Data entries:

* Start *

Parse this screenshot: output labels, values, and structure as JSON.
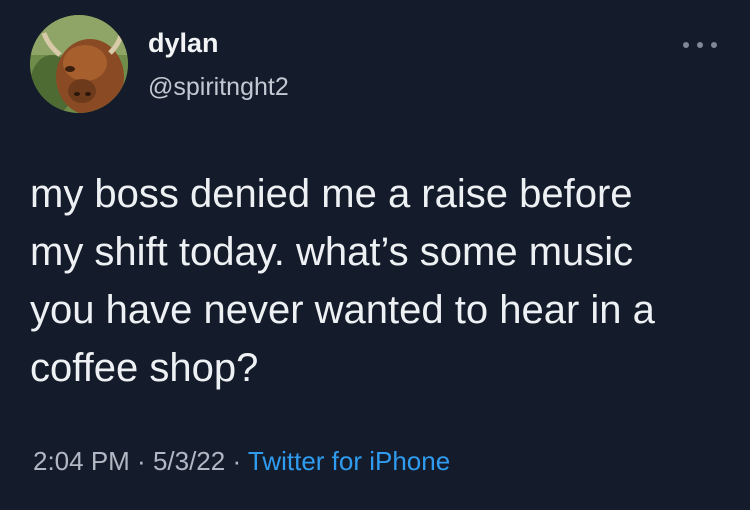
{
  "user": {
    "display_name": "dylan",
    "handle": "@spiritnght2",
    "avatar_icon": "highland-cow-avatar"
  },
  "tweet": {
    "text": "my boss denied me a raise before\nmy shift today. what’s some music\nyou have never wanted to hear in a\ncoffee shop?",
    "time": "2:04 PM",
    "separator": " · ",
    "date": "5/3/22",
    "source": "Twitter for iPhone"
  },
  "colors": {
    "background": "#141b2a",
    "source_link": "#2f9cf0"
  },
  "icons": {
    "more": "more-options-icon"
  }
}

* End *
* Start *

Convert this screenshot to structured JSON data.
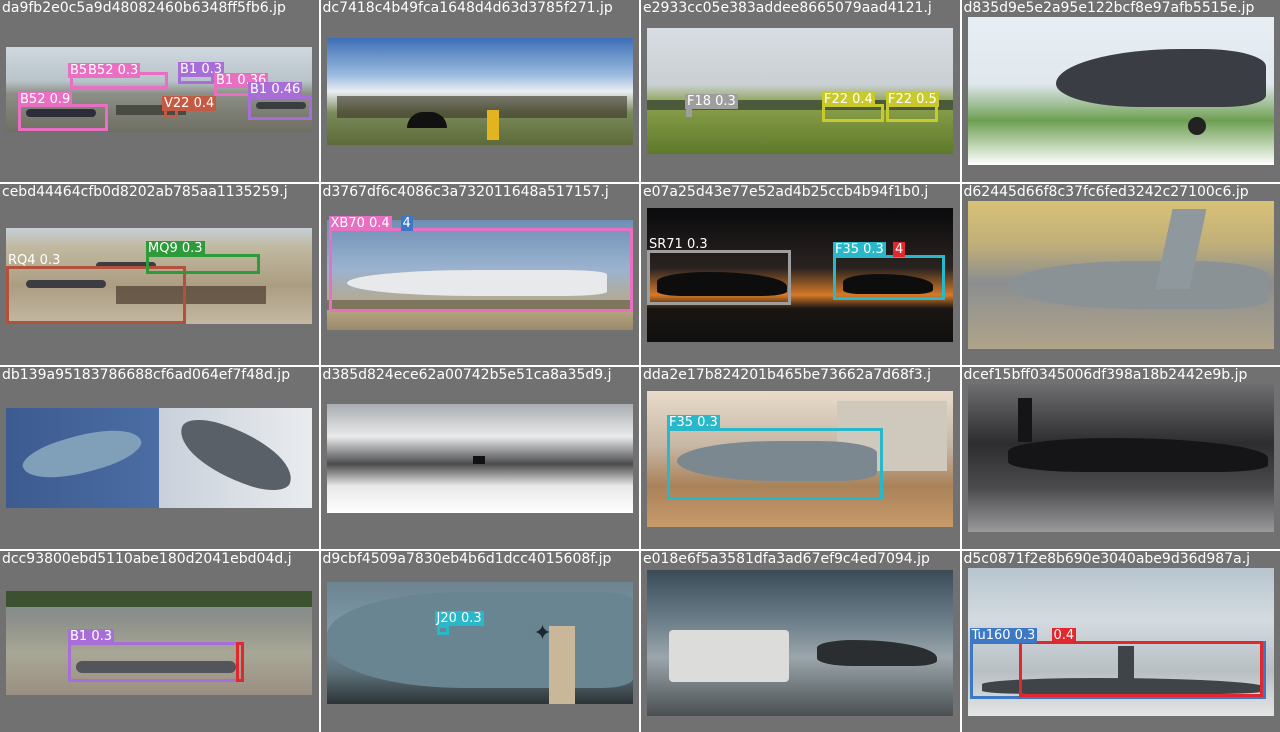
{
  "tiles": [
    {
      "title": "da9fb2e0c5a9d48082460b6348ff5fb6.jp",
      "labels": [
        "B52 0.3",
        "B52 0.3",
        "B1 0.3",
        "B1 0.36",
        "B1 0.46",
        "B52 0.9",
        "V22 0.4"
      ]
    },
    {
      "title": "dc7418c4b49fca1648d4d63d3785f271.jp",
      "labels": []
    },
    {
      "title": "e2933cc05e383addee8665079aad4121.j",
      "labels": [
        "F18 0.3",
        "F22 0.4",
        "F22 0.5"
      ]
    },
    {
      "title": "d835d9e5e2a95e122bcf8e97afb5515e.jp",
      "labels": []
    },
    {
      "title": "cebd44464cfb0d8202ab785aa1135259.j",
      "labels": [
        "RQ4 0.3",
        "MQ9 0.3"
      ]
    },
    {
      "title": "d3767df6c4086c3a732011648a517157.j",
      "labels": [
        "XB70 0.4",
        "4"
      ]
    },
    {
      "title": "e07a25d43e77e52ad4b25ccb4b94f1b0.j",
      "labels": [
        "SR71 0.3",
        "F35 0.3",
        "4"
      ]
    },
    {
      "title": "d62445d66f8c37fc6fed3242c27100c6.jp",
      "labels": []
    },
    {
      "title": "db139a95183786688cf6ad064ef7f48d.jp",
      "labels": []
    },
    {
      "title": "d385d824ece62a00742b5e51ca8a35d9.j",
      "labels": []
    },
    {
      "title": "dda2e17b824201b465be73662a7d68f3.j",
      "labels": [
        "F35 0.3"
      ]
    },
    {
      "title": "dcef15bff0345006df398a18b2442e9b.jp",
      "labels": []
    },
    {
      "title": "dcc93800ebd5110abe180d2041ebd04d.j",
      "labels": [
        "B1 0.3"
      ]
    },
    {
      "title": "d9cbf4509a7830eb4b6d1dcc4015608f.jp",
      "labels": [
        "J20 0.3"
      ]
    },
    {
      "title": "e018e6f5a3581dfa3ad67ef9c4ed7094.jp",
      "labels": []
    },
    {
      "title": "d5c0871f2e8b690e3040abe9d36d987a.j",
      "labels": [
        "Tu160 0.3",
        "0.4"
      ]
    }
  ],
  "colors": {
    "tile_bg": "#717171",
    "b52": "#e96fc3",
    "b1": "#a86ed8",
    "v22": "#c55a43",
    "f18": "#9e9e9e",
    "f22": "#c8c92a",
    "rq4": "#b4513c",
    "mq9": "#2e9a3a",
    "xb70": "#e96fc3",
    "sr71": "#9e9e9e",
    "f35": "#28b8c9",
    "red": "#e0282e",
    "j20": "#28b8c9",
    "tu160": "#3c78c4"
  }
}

* End *

** EXERCISE AIM **
Search the data above for the string "this" and copy each line that has it.

** EXERCISE RESULT **
Parse this screenshot: output labels, values, and structure as JSON.
Convert this screenshot to structured JSON data.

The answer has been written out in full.